_GIVEN REQUEST_
From the entries that follow, list every line in which the string "ylabel" appears.

_EXERCISE MATERIAL_
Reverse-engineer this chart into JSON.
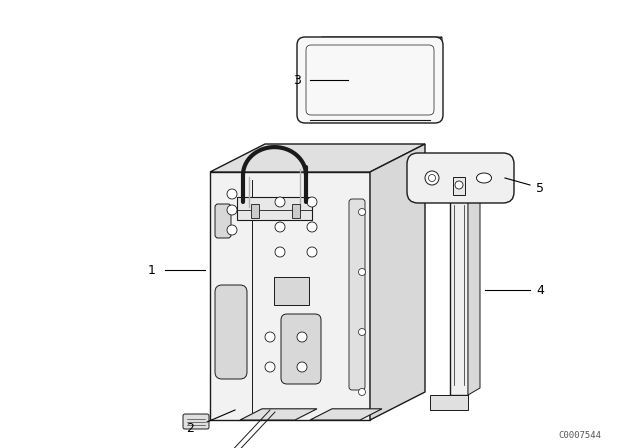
{
  "bg_color": "#ffffff",
  "line_color": "#1a1a1a",
  "label_color": "#000000",
  "watermark": "C0007544",
  "figsize": [
    6.4,
    4.48
  ],
  "dpi": 100
}
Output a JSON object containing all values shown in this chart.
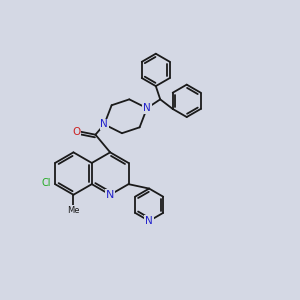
{
  "bg_color": "#d4d8e4",
  "bond_color": "#1a1a1a",
  "bond_width": 1.3,
  "atom_colors": {
    "N": "#2222cc",
    "O": "#cc2222",
    "Cl": "#22aa22",
    "C": "#1a1a1a"
  },
  "font_size": 7.5,
  "fig_size": [
    3.0,
    3.0
  ],
  "dpi": 100
}
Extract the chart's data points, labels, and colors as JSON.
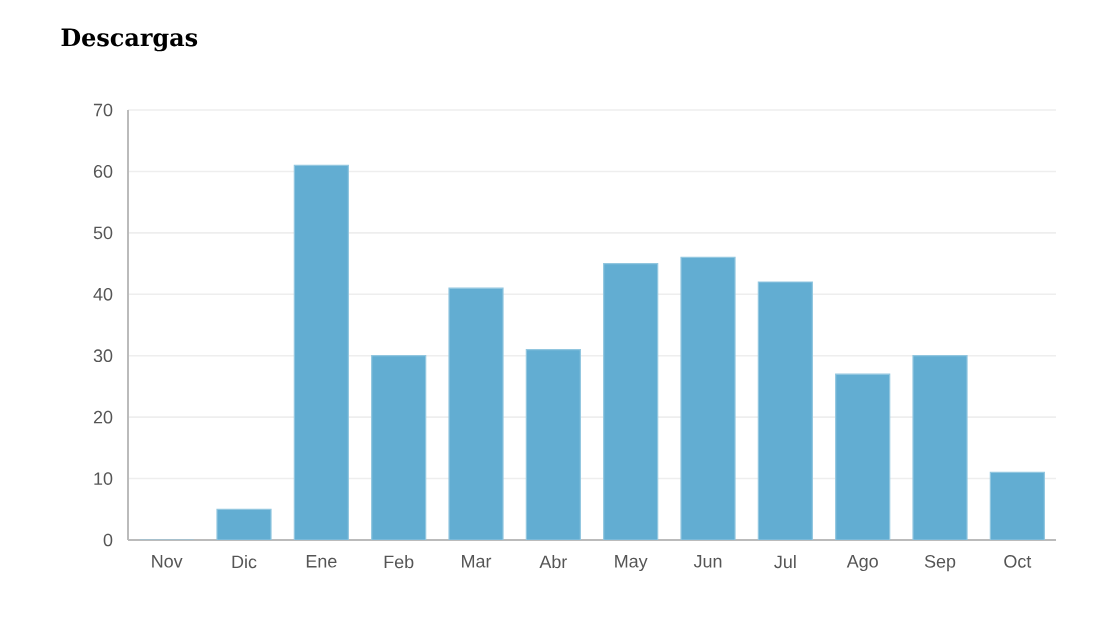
{
  "chart_data": {
    "type": "bar",
    "title": "Descargas",
    "categories": [
      "Nov",
      "Dic",
      "Ene",
      "Feb",
      "Mar",
      "Abr",
      "May",
      "Jun",
      "Jul",
      "Ago",
      "Sep",
      "Oct"
    ],
    "values": [
      0,
      5,
      61,
      30,
      41,
      31,
      45,
      46,
      42,
      27,
      30,
      11
    ],
    "color": "#62add2",
    "ylim": [
      0,
      70
    ],
    "yticks": [
      0,
      10,
      20,
      30,
      40,
      50,
      60,
      70
    ],
    "grid": "y"
  }
}
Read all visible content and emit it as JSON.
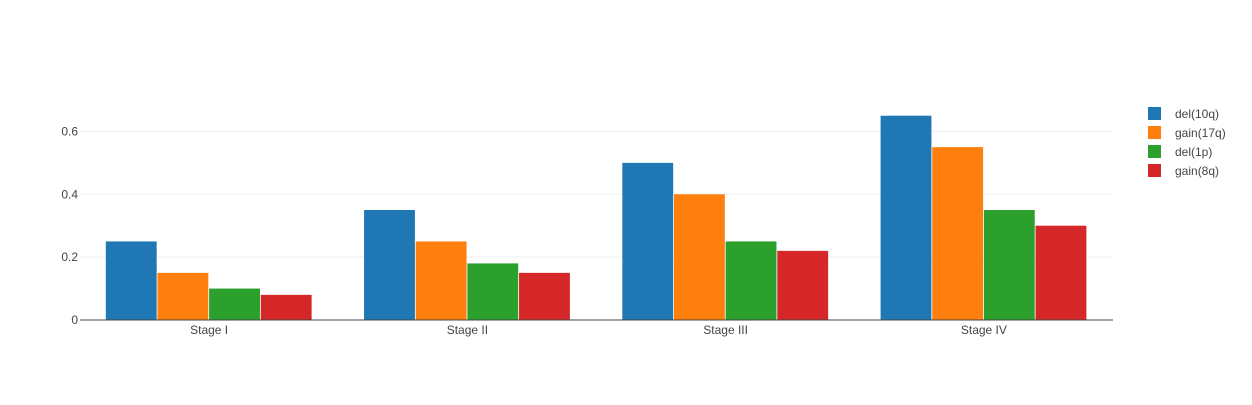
{
  "chart_data": {
    "type": "bar",
    "title": "",
    "xlabel": "",
    "ylabel": "",
    "categories": [
      "Stage I",
      "Stage II",
      "Stage III",
      "Stage IV"
    ],
    "ylim": [
      0,
      0.7
    ],
    "yticks": [
      0,
      0.2,
      0.4,
      0.6
    ],
    "ytick_labels": [
      "0",
      "0.2",
      "0.4",
      "0.6"
    ],
    "grid": true,
    "legend_position": "right",
    "series": [
      {
        "name": "del(10q)",
        "color": "#1f77b4",
        "values": [
          0.25,
          0.35,
          0.5,
          0.65
        ]
      },
      {
        "name": "gain(17q)",
        "color": "#ff7f0e",
        "values": [
          0.15,
          0.25,
          0.4,
          0.55
        ]
      },
      {
        "name": "del(1p)",
        "color": "#2ca02c",
        "values": [
          0.1,
          0.18,
          0.25,
          0.35
        ]
      },
      {
        "name": "gain(8q)",
        "color": "#d62728",
        "values": [
          0.08,
          0.15,
          0.22,
          0.3
        ]
      }
    ]
  }
}
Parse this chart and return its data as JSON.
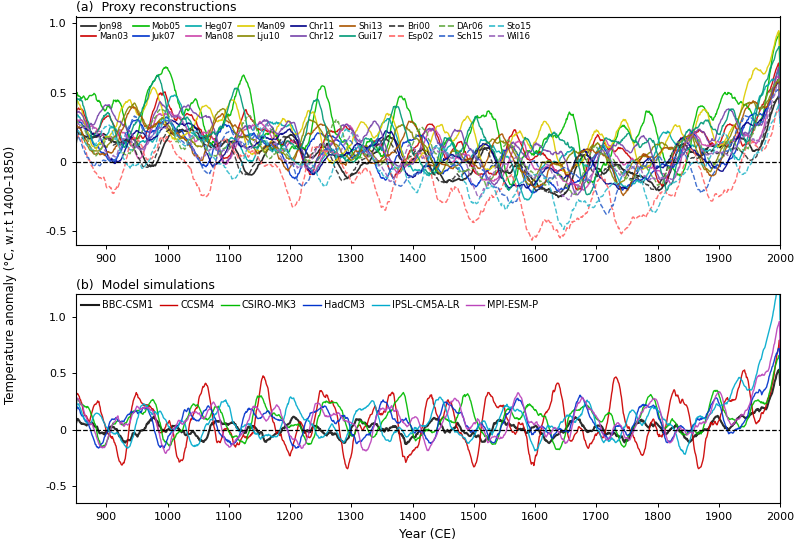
{
  "title_a": "(a)  Proxy reconstructions",
  "title_b": "(b)  Model simulations",
  "ylabel": "Temperature anomaly (°C, w.r.t 1400–1850)",
  "xlabel": "Year (CE)",
  "xlim": [
    850,
    2000
  ],
  "ylim_a": [
    -0.6,
    1.05
  ],
  "ylim_b": [
    -0.65,
    1.2
  ],
  "yticks_a": [
    -0.5,
    0.0,
    0.5,
    1.0
  ],
  "yticks_b": [
    -0.5,
    0.0,
    0.5,
    1.0
  ],
  "xticks": [
    900,
    1000,
    1100,
    1200,
    1300,
    1400,
    1500,
    1600,
    1700,
    1800,
    1900,
    2000
  ],
  "proxy_series": [
    {
      "label": "Jon98",
      "color": "#1a1a1a",
      "ls": "-",
      "lw": 1.2
    },
    {
      "label": "Man03",
      "color": "#cc0000",
      "ls": "-",
      "lw": 1.0
    },
    {
      "label": "Mob05",
      "color": "#00bb00",
      "ls": "-",
      "lw": 1.0
    },
    {
      "label": "Juk07",
      "color": "#0033cc",
      "ls": "-",
      "lw": 1.0
    },
    {
      "label": "Heg07",
      "color": "#00aaaa",
      "ls": "-",
      "lw": 1.0
    },
    {
      "label": "Man08",
      "color": "#cc44aa",
      "ls": "-",
      "lw": 1.0
    },
    {
      "label": "Man09",
      "color": "#ddcc00",
      "ls": "-",
      "lw": 1.0
    },
    {
      "label": "Lju10",
      "color": "#888800",
      "ls": "-",
      "lw": 1.0
    },
    {
      "label": "Chr11",
      "color": "#000088",
      "ls": "-",
      "lw": 1.0
    },
    {
      "label": "Chr12",
      "color": "#7744aa",
      "ls": "-",
      "lw": 1.0
    },
    {
      "label": "Shi13",
      "color": "#aa5500",
      "ls": "-",
      "lw": 1.0
    },
    {
      "label": "Gui17",
      "color": "#009977",
      "ls": "-",
      "lw": 1.0
    },
    {
      "label": "Bri00",
      "color": "#333333",
      "ls": "--",
      "lw": 1.0
    },
    {
      "label": "Esp02",
      "color": "#ff6666",
      "ls": "--",
      "lw": 1.0
    },
    {
      "label": "DAr06",
      "color": "#66aa44",
      "ls": "--",
      "lw": 1.0
    },
    {
      "label": "Sch15",
      "color": "#3366cc",
      "ls": "--",
      "lw": 1.0
    },
    {
      "label": "Sto15",
      "color": "#33bbcc",
      "ls": "--",
      "lw": 1.0
    },
    {
      "label": "Wil16",
      "color": "#9966bb",
      "ls": "--",
      "lw": 1.0
    }
  ],
  "model_series": [
    {
      "label": "BBC-CSM1",
      "color": "#1a1a1a",
      "ls": "-",
      "lw": 1.5
    },
    {
      "label": "CCSM4",
      "color": "#cc0000",
      "ls": "-",
      "lw": 1.0
    },
    {
      "label": "CSIRO-MK3",
      "color": "#00bb00",
      "ls": "-",
      "lw": 1.0
    },
    {
      "label": "HadCM3",
      "color": "#0033cc",
      "ls": "-",
      "lw": 1.0
    },
    {
      "label": "IPSL-CM5A-LR",
      "color": "#00aacc",
      "ls": "-",
      "lw": 1.0
    },
    {
      "label": "MPI-ESM-P",
      "color": "#bb44bb",
      "ls": "-",
      "lw": 1.0
    }
  ]
}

_RESULT OF THIS TASK_
    "ylabel": "",
  "ylabel": "Temperature anomaly (°C, w.r.t 1400–1850)",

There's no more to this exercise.